[Data records]:
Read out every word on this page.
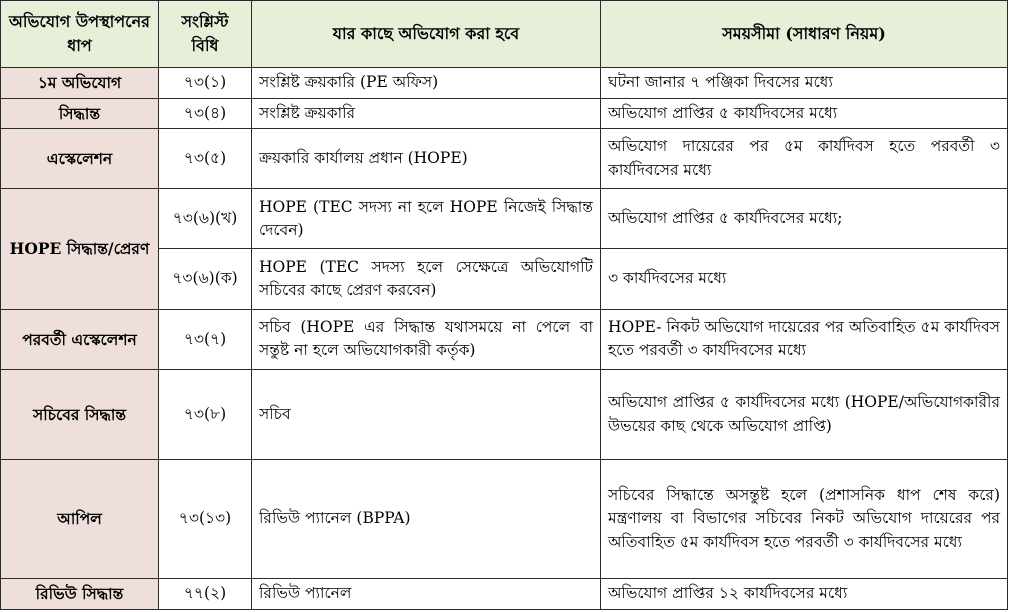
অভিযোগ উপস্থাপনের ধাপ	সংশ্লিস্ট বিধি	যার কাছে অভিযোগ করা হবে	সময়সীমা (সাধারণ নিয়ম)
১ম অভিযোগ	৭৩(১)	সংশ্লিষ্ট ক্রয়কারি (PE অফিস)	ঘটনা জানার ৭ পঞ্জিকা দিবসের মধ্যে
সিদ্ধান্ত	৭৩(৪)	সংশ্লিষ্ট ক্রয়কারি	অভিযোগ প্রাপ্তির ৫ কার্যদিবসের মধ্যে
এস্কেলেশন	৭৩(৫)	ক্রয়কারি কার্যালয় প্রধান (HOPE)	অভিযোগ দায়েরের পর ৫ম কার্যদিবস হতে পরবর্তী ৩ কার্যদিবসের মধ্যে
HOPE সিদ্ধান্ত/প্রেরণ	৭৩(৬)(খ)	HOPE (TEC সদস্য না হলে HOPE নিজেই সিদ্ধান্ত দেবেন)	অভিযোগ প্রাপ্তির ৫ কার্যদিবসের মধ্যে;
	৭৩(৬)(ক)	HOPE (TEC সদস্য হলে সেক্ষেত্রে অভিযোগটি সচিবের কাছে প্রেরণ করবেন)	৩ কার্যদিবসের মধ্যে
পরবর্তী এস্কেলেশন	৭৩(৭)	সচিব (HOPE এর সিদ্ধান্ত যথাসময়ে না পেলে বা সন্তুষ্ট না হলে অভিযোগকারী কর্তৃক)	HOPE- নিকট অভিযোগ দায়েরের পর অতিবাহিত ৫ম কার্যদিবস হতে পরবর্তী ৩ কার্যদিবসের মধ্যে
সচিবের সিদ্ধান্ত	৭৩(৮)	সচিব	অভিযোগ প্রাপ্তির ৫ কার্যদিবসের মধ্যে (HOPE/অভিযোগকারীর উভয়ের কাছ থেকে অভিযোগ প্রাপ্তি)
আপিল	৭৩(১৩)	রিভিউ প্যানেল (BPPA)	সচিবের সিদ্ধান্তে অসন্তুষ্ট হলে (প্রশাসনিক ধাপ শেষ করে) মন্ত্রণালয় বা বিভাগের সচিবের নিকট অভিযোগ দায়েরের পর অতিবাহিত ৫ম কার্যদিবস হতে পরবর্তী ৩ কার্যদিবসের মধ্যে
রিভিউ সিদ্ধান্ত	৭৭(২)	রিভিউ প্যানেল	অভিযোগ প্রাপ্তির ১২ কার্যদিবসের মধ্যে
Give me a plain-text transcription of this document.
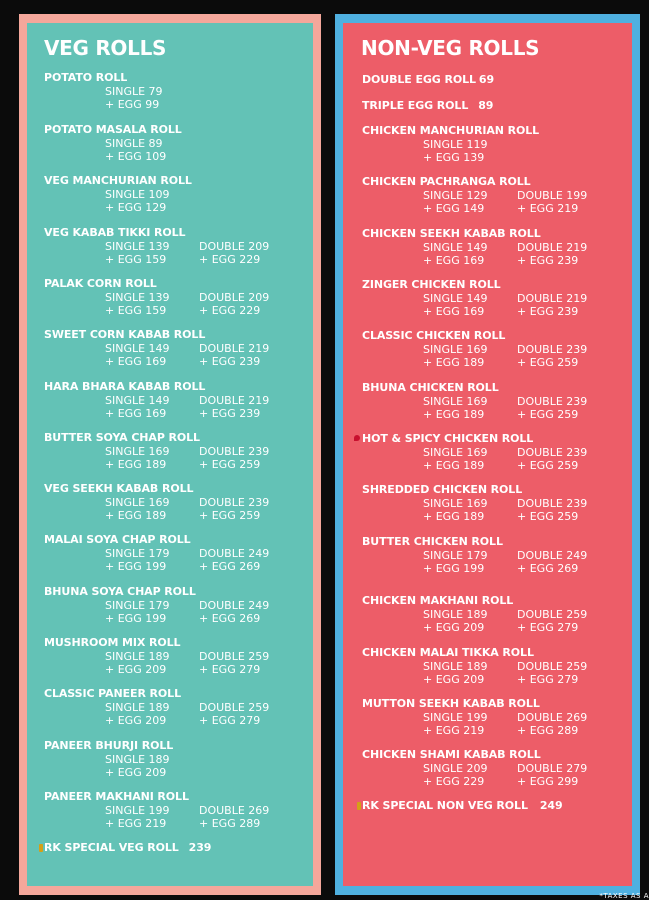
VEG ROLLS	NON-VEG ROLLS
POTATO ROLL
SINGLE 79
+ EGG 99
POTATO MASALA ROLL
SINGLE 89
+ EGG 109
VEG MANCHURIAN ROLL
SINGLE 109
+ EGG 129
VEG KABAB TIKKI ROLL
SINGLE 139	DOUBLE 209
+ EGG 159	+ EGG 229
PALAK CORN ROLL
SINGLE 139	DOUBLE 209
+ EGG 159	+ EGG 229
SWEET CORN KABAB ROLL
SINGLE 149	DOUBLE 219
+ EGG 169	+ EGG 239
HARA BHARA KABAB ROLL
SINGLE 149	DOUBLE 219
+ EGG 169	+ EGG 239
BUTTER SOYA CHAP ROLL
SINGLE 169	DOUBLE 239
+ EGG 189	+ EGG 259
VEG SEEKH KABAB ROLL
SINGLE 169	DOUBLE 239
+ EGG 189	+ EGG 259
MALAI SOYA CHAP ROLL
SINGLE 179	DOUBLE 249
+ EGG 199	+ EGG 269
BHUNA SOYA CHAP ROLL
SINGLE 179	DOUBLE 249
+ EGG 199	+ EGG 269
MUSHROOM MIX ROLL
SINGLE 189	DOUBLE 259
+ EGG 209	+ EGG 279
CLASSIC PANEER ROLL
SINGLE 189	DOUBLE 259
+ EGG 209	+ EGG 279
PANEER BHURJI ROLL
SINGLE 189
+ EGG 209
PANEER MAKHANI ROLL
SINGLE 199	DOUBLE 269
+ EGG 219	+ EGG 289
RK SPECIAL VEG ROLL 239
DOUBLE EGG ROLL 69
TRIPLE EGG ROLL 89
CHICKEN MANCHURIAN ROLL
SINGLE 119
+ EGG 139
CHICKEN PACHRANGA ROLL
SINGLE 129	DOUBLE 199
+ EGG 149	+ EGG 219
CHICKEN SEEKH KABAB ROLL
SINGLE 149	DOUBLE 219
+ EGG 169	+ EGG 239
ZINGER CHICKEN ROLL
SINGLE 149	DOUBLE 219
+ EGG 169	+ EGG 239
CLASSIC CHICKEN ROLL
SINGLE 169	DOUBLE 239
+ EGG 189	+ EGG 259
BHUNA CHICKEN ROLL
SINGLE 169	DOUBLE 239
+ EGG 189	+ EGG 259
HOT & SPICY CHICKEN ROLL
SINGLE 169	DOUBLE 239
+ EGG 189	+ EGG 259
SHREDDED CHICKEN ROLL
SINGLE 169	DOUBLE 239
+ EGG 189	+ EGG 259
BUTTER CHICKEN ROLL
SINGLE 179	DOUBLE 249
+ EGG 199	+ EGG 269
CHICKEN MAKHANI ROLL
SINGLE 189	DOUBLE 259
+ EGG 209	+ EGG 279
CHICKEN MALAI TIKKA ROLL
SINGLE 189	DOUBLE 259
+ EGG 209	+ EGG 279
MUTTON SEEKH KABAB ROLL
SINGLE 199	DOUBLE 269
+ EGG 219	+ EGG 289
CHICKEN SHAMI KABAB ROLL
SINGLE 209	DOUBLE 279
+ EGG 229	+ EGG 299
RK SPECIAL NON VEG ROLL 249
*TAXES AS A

[Task goal]: Write every entry out again exactly, dropping the pictures.

[Reply to the task]:
Read out every word on this page.
অভিযোগ উপস্থাপনের ধাপ	সংশ্লিস্ট বিধি	যার কাছে অভিযোগ করা হবে	সময়সীমা (সাধারণ নিয়ম)
১ম অভিযোগ	৭৩(১)	সংশ্লিষ্ট ক্রয়কারি (PE অফিস)	ঘটনা জানার ৭ পঞ্জিকা দিবসের মধ্যে
সিদ্ধান্ত	৭৩(৪)	সংশ্লিষ্ট ক্রয়কারি	অভিযোগ প্রাপ্তির ৫ কার্যদিবসের মধ্যে
এস্কেলেশন	৭৩(৫)	ক্রয়কারি কার্যালয় প্রধান (HOPE)	অভিযোগ দায়েরের পর ৫ম কার্যদিবস হতে পরবর্তী ৩ কার্যদিবসের মধ্যে
HOPE সিদ্ধান্ত/প্রেরণ	৭৩(৬)(খ)	HOPE (TEC সদস্য না হলে HOPE নিজেই সিদ্ধান্ত দেবেন)	অভিযোগ প্রাপ্তির ৫ কার্যদিবসের মধ্যে;
	৭৩(৬)(ক)	HOPE (TEC সদস্য হলে সেক্ষেত্রে অভিযোগটি সচিবের কাছে প্রেরণ করবেন)	৩ কার্যদিবসের মধ্যে
পরবর্তী এস্কেলেশন	৭৩(৭)	সচিব (HOPE এর সিদ্ধান্ত যথাসময়ে না পেলে বা সন্তুষ্ট না হলে অভিযোগকারী কর্তৃক)	HOPE- নিকট অভিযোগ দায়েরের পর অতিবাহিত ৫ম কার্যদিবস হতে পরবর্তী ৩ কার্যদিবসের মধ্যে
সচিবের সিদ্ধান্ত	৭৩(৮)	সচিব	অভিযোগ প্রাপ্তির ৫ কার্যদিবসের মধ্যে (HOPE/অভিযোগকারীর উভয়ের কাছ থেকে অভিযোগ প্রাপ্তি)
আপিল	৭৩(১৩)	রিভিউ প্যানেল (BPPA)	সচিবের সিদ্ধান্তে অসন্তুষ্ট হলে (প্রশাসনিক ধাপ শেষ করে) মন্ত্রণালয় বা বিভাগের সচিবের নিকট অভিযোগ দায়েরের পর অতিবাহিত ৫ম কার্যদিবস হতে পরবর্তী ৩ কার্যদিবসের মধ্যে
রিভিউ সিদ্ধান্ত	৭৭(২)	রিভিউ প্যানেল	অভিযোগ প্রাপ্তির ১২ কার্যদিবসের মধ্যে
Give me a plain-text transcription of this document.
VEG ROLLS	NON-VEG ROLLS
POTATO ROLL
SINGLE 79
+ EGG 99
POTATO MASALA ROLL
SINGLE 89
+ EGG 109
VEG MANCHURIAN ROLL
SINGLE 109
+ EGG 129
VEG KABAB TIKKI ROLL
SINGLE 139	DOUBLE 209
+ EGG 159	+ EGG 229
PALAK CORN ROLL
SINGLE 139	DOUBLE 209
+ EGG 159	+ EGG 229
SWEET CORN KABAB ROLL
SINGLE 149	DOUBLE 219
+ EGG 169	+ EGG 239
HARA BHARA KABAB ROLL
SINGLE 149	DOUBLE 219
+ EGG 169	+ EGG 239
BUTTER SOYA CHAP ROLL
SINGLE 169	DOUBLE 239
+ EGG 189	+ EGG 259
VEG SEEKH KABAB ROLL
SINGLE 169	DOUBLE 239
+ EGG 189	+ EGG 259
MALAI SOYA CHAP ROLL
SINGLE 179	DOUBLE 249
+ EGG 199	+ EGG 269
BHUNA SOYA CHAP ROLL
SINGLE 179	DOUBLE 249
+ EGG 199	+ EGG 269
MUSHROOM MIX ROLL
SINGLE 189	DOUBLE 259
+ EGG 209	+ EGG 279
CLASSIC PANEER ROLL
SINGLE 189	DOUBLE 259
+ EGG 209	+ EGG 279
PANEER BHURJI ROLL
SINGLE 189
+ EGG 209
PANEER MAKHANI ROLL
SINGLE 199	DOUBLE 269
+ EGG 219	+ EGG 289
RK SPECIAL VEG ROLL 239
DOUBLE EGG ROLL 69
TRIPLE EGG ROLL 89
CHICKEN MANCHURIAN ROLL
SINGLE 119
+ EGG 139
CHICKEN PACHRANGA ROLL
SINGLE 129	DOUBLE 199
+ EGG 149	+ EGG 219
CHICKEN SEEKH KABAB ROLL
SINGLE 149	DOUBLE 219
+ EGG 169	+ EGG 239
ZINGER CHICKEN ROLL
SINGLE 149	DOUBLE 219
+ EGG 169	+ EGG 239
CLASSIC CHICKEN ROLL
SINGLE 169	DOUBLE 239
+ EGG 189	+ EGG 259
BHUNA CHICKEN ROLL
SINGLE 169	DOUBLE 239
+ EGG 189	+ EGG 259
HOT & SPICY CHICKEN ROLL
SINGLE 169	DOUBLE 239
+ EGG 189	+ EGG 259
SHREDDED CHICKEN ROLL
SINGLE 169	DOUBLE 239
+ EGG 189	+ EGG 259
BUTTER CHICKEN ROLL
SINGLE 179	DOUBLE 249
+ EGG 199	+ EGG 269
CHICKEN MAKHANI ROLL
SINGLE 189	DOUBLE 259
+ EGG 209	+ EGG 279
CHICKEN MALAI TIKKA ROLL
SINGLE 189	DOUBLE 259
+ EGG 209	+ EGG 279
MUTTON SEEKH KABAB ROLL
SINGLE 199	DOUBLE 269
+ EGG 219	+ EGG 289
CHICKEN SHAMI KABAB ROLL
SINGLE 209	DOUBLE 279
+ EGG 229	+ EGG 299
RK SPECIAL NON VEG ROLL 249
*TAXES AS A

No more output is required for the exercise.